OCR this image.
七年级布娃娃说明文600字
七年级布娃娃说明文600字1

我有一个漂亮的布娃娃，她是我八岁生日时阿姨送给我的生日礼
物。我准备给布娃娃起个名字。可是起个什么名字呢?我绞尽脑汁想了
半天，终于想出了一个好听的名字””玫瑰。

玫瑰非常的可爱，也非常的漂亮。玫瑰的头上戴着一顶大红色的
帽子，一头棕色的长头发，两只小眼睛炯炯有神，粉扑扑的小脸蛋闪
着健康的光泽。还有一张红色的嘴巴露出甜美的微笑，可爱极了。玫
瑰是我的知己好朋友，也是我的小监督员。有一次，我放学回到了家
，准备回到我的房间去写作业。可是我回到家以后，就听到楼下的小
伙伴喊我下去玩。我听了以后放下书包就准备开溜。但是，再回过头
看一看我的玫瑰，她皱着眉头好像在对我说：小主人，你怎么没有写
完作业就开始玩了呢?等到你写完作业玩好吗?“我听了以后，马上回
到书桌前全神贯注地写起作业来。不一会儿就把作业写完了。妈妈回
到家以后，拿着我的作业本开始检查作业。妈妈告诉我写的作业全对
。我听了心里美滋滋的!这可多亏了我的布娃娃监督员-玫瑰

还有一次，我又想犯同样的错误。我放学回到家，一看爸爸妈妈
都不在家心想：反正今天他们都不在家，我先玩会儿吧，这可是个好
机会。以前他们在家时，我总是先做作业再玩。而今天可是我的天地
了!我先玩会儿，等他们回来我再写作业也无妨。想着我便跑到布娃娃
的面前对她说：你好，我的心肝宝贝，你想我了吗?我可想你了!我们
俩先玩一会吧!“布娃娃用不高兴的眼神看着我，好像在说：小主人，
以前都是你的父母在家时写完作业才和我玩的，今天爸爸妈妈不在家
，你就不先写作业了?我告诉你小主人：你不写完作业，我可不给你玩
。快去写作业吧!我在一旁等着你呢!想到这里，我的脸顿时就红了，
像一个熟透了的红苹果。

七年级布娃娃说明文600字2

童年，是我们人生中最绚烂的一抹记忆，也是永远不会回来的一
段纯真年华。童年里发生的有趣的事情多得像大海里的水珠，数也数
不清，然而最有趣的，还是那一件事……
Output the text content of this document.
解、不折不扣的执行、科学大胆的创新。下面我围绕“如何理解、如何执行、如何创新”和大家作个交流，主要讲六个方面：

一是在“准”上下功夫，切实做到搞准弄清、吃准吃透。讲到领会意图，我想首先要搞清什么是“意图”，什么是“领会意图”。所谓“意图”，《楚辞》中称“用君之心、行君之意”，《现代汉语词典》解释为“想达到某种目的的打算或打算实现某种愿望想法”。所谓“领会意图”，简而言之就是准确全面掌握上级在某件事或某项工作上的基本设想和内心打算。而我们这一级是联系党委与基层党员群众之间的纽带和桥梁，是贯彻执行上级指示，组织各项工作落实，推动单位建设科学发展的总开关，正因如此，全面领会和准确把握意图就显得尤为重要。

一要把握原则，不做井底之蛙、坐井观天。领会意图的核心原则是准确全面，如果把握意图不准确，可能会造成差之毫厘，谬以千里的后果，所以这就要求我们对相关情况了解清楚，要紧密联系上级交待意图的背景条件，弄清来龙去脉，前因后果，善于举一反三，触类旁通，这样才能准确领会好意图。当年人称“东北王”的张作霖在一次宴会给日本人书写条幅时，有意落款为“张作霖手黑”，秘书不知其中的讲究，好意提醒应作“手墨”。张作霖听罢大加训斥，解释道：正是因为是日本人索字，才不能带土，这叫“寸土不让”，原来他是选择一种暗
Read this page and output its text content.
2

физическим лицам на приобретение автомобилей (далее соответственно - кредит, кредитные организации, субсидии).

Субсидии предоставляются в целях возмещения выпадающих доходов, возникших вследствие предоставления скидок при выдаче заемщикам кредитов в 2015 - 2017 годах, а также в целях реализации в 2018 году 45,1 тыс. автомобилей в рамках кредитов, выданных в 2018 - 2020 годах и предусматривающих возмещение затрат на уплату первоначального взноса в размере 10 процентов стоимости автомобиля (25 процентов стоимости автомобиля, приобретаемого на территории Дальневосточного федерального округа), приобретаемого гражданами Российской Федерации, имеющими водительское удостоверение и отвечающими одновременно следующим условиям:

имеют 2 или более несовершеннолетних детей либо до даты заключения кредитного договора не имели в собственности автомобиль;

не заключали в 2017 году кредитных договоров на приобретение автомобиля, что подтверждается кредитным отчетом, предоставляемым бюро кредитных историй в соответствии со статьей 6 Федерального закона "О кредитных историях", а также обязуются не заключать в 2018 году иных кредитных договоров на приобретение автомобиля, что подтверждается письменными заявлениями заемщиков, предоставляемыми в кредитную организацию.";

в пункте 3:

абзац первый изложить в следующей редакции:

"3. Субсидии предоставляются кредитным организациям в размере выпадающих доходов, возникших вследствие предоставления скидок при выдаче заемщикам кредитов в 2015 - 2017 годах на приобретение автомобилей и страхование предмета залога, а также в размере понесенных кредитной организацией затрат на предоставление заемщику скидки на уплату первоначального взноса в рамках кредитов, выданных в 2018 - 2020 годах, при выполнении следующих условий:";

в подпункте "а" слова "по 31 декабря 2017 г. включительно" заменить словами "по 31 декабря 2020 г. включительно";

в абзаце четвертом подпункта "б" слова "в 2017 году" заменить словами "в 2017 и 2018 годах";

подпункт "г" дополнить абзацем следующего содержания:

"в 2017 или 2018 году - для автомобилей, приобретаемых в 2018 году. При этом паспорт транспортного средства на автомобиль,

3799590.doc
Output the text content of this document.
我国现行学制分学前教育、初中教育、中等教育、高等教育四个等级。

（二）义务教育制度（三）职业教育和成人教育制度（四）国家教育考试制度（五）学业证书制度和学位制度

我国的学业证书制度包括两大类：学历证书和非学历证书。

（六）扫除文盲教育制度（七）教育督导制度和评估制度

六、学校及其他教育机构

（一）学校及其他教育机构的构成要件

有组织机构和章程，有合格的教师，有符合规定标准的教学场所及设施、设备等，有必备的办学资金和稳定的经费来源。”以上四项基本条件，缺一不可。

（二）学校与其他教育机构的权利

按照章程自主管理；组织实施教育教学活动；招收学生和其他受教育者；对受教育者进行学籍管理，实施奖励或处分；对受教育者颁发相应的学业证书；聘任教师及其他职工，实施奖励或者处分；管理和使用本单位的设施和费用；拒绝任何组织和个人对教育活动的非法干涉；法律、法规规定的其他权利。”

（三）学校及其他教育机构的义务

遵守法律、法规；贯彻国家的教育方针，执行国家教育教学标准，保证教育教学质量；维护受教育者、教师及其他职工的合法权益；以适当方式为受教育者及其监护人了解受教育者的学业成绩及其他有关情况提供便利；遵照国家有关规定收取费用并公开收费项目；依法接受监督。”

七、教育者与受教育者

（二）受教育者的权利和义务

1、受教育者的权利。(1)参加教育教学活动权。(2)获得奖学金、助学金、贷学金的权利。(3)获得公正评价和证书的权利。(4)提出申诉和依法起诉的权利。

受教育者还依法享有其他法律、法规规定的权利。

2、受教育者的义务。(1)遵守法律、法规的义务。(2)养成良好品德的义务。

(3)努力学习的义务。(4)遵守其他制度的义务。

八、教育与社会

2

§ **Task brief**:
In the entries above, find every line with the word "遵守法律" and list it.

§ **Output below**:
遵守法律、法规；贯彻国家的教育方针，执行国家教育教学标准，保证教育教学质量；维护受教育者、教师及其他职工的合法权益；以适当方式为受教育者及其监护人了解受教育者的学业成绩及其他有关情况提供便利；遵照国家有关规定收取费用并公开收费项目；依法接受监督。”
2、受教育者的义务。(1)遵守法律、法规的义务。(2)养成良好品德的义务。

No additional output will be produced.